— Begin MATERIAL PROVIDED —

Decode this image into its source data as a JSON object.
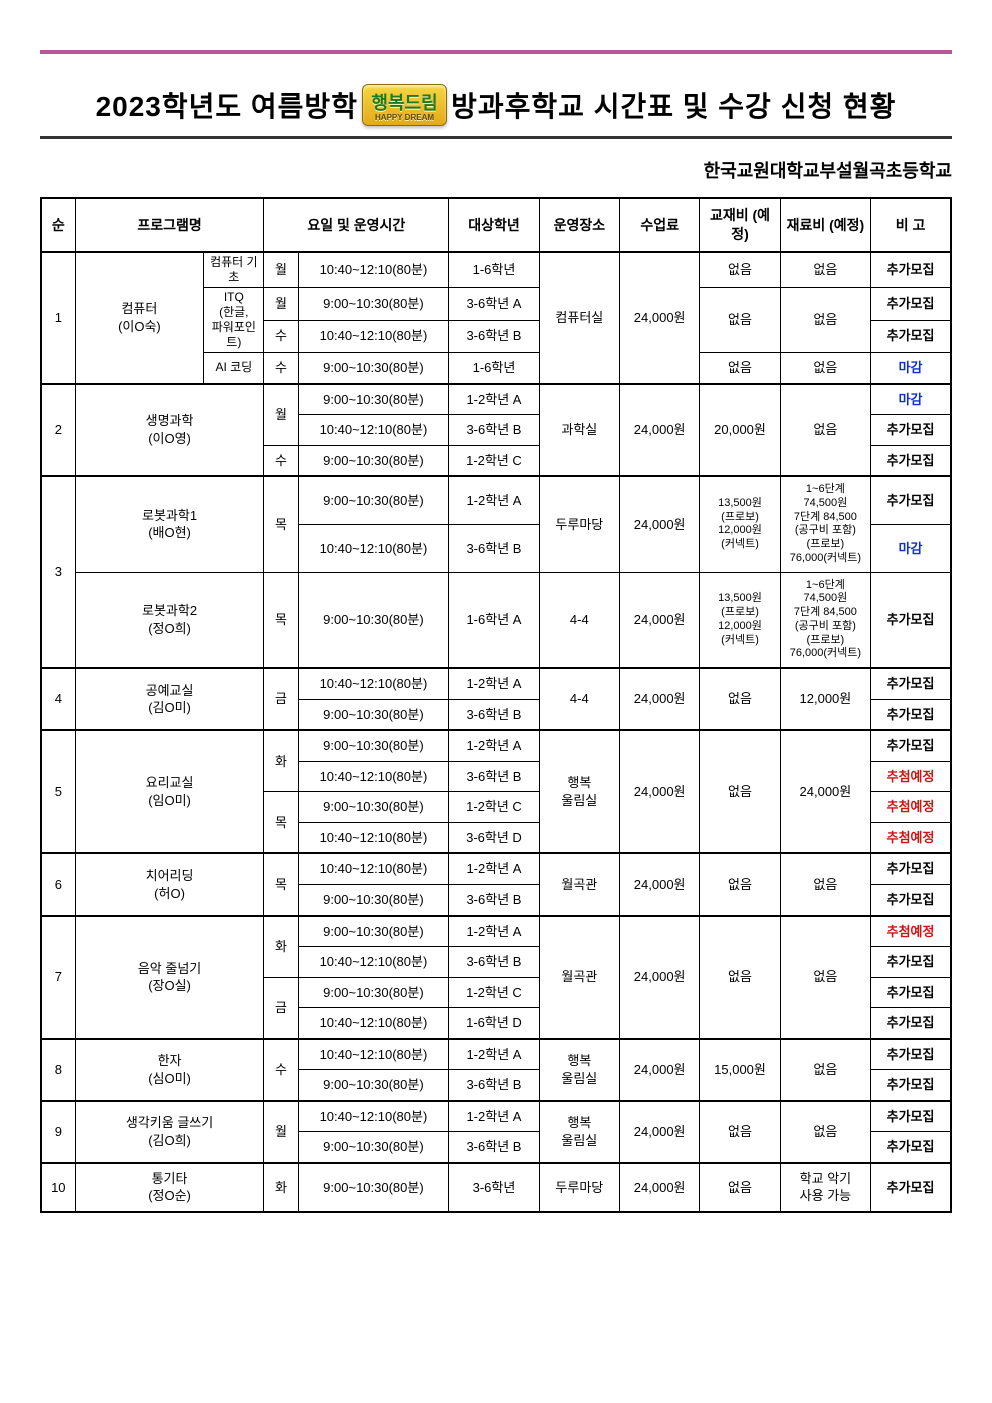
{
  "title_prefix": "2023학년도 여름방학",
  "title_badge": "행복드림",
  "title_badge_sub": "HAPPY DREAM",
  "title_suffix": "방과후학교 시간표 및 수강 신청 현황",
  "school": "한국교원대학교부설월곡초등학교",
  "columns": {
    "no": "순",
    "program": "프로그램명",
    "dayTime": "요일 및 운영시간",
    "grade": "대상학년",
    "location": "운영장소",
    "fee": "수업료",
    "book": "교재비\n(예정)",
    "material": "재료비\n(예정)",
    "note": "비 고"
  },
  "status": {
    "add": "추가모집",
    "closed": "마감",
    "lottery": "추첨예정"
  },
  "colors": {
    "accent": "#b85898",
    "blue": "#1030cc",
    "red": "#d11313",
    "border": "#000000"
  },
  "rows": [
    {
      "no": "1",
      "progMain": "컴퓨터\n(이O숙)",
      "subs": [
        {
          "sub": "컴퓨터 기초",
          "day": "월",
          "time": "10:40~12:10(80분)",
          "grade": "1-6학년",
          "book": "없음",
          "material": "없음",
          "note": "add"
        },
        {
          "sub": "ITQ\n(한글,\n파워포인트)",
          "day": "월",
          "time": "9:00~10:30(80분)",
          "grade": "3-6학년 A",
          "book": "없음",
          "material": "없음",
          "note": "add"
        },
        {
          "sub": "",
          "day": "수",
          "time": "10:40~12:10(80분)",
          "grade": "3-6학년 B",
          "book": "",
          "material": "",
          "note": "add"
        },
        {
          "sub": "AI 코딩",
          "day": "수",
          "time": "9:00~10:30(80분)",
          "grade": "1-6학년",
          "book": "없음",
          "material": "없음",
          "note": "closed"
        }
      ],
      "location": "컴퓨터실",
      "fee": "24,000원"
    },
    {
      "no": "2",
      "progMain": "생명과학\n(이O영)",
      "rowsDetail": [
        {
          "day": "월",
          "time": "9:00~10:30(80분)",
          "grade": "1-2학년 A",
          "note": "closed"
        },
        {
          "day": "",
          "time": "10:40~12:10(80분)",
          "grade": "3-6학년 B",
          "note": "add"
        },
        {
          "day": "수",
          "time": "9:00~10:30(80분)",
          "grade": "1-2학년 C",
          "note": "add"
        }
      ],
      "location": "과학실",
      "fee": "24,000원",
      "book": "20,000원",
      "material": "없음"
    },
    {
      "no": "3",
      "groups": [
        {
          "progMain": "로봇과학1\n(배O현)",
          "day": "목",
          "rows": [
            {
              "time": "9:00~10:30(80분)",
              "grade": "1-2학년 A",
              "note": "add"
            },
            {
              "time": "10:40~12:10(80분)",
              "grade": "3-6학년 B",
              "note": "closed"
            }
          ],
          "location": "두루마당",
          "fee": "24,000원",
          "book": "13,500원\n(프로보)\n12,000원\n(커넥트)",
          "material": "1~6단계\n74,500원\n7단계 84,500\n(공구비 포함)\n(프로보)\n76,000(커넥트)"
        },
        {
          "progMain": "로봇과학2\n(정O희)",
          "day": "목",
          "rows": [
            {
              "time": "9:00~10:30(80분)",
              "grade": "1-6학년 A",
              "note": "add"
            }
          ],
          "location": "4-4",
          "fee": "24,000원",
          "book": "13,500원\n(프로보)\n12,000원\n(커넥트)",
          "material": "1~6단계\n74,500원\n7단계 84,500\n(공구비 포함)\n(프로보)\n76,000(커넥트)"
        }
      ]
    },
    {
      "no": "4",
      "progMain": "공예교실\n(김O미)",
      "day": "금",
      "rows": [
        {
          "time": "10:40~12:10(80분)",
          "grade": "1-2학년 A",
          "note": "add"
        },
        {
          "time": "9:00~10:30(80분)",
          "grade": "3-6학년 B",
          "note": "add"
        }
      ],
      "location": "4-4",
      "fee": "24,000원",
      "book": "없음",
      "material": "12,000원"
    },
    {
      "no": "5",
      "progMain": "요리교실\n(임O미)",
      "days": [
        {
          "day": "화",
          "rows": [
            {
              "time": "9:00~10:30(80분)",
              "grade": "1-2학년 A",
              "note": "add"
            },
            {
              "time": "10:40~12:10(80분)",
              "grade": "3-6학년 B",
              "note": "lottery"
            }
          ]
        },
        {
          "day": "목",
          "rows": [
            {
              "time": "9:00~10:30(80분)",
              "grade": "1-2학년 C",
              "note": "lottery"
            },
            {
              "time": "10:40~12:10(80분)",
              "grade": "3-6학년 D",
              "note": "lottery"
            }
          ]
        }
      ],
      "location": "행복\n울림실",
      "fee": "24,000원",
      "book": "없음",
      "material": "24,000원"
    },
    {
      "no": "6",
      "progMain": "치어리딩\n(허O)",
      "day": "목",
      "rows": [
        {
          "time": "10:40~12:10(80분)",
          "grade": "1-2학년 A",
          "note": "add"
        },
        {
          "time": "9:00~10:30(80분)",
          "grade": "3-6학년 B",
          "note": "add"
        }
      ],
      "location": "월곡관",
      "fee": "24,000원",
      "book": "없음",
      "material": "없음"
    },
    {
      "no": "7",
      "progMain": "음악 줄넘기\n(장O실)",
      "days": [
        {
          "day": "화",
          "rows": [
            {
              "time": "9:00~10:30(80분)",
              "grade": "1-2학년 A",
              "note": "lottery"
            },
            {
              "time": "10:40~12:10(80분)",
              "grade": "3-6학년 B",
              "note": "add"
            }
          ]
        },
        {
          "day": "금",
          "rows": [
            {
              "time": "9:00~10:30(80분)",
              "grade": "1-2학년 C",
              "note": "add"
            },
            {
              "time": "10:40~12:10(80분)",
              "grade": "1-6학년 D",
              "note": "add"
            }
          ]
        }
      ],
      "location": "월곡관",
      "fee": "24,000원",
      "book": "없음",
      "material": "없음"
    },
    {
      "no": "8",
      "progMain": "한자\n(심O미)",
      "day": "수",
      "rows": [
        {
          "time": "10:40~12:10(80분)",
          "grade": "1-2학년 A",
          "note": "add"
        },
        {
          "time": "9:00~10:30(80분)",
          "grade": "3-6학년 B",
          "note": "add"
        }
      ],
      "location": "행복\n울림실",
      "fee": "24,000원",
      "book": "15,000원",
      "material": "없음"
    },
    {
      "no": "9",
      "progMain": "생각키움 글쓰기\n(김O희)",
      "day": "월",
      "rows": [
        {
          "time": "10:40~12:10(80분)",
          "grade": "1-2학년 A",
          "note": "add"
        },
        {
          "time": "9:00~10:30(80분)",
          "grade": "3-6학년 B",
          "note": "add"
        }
      ],
      "location": "행복\n울림실",
      "fee": "24,000원",
      "book": "없음",
      "material": "없음"
    },
    {
      "no": "10",
      "progMain": "통기타\n(정O순)",
      "day": "화",
      "rows": [
        {
          "time": "9:00~10:30(80분)",
          "grade": "3-6학년",
          "note": "add"
        }
      ],
      "location": "두루마당",
      "fee": "24,000원",
      "book": "없음",
      "material": "학교 악기\n사용 가능"
    }
  ]
}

— End MATERIAL PROVIDED —

• _DO THIS_
Return the lines of the records that include the string "location".

• _WRITTEN SOLUTION_
    "location": "운영장소",
      "location": "컴퓨터실",
      "location": "과학실",
          "location": "두루마당",
          "location": "4-4",
      "location": "4-4",
      "location": "행복\n울림실",
      "location": "월곡관",
      "location": "월곡관",
      "location": "행복\n울림실",
      "location": "행복\n울림실",
      "location": "두루마당",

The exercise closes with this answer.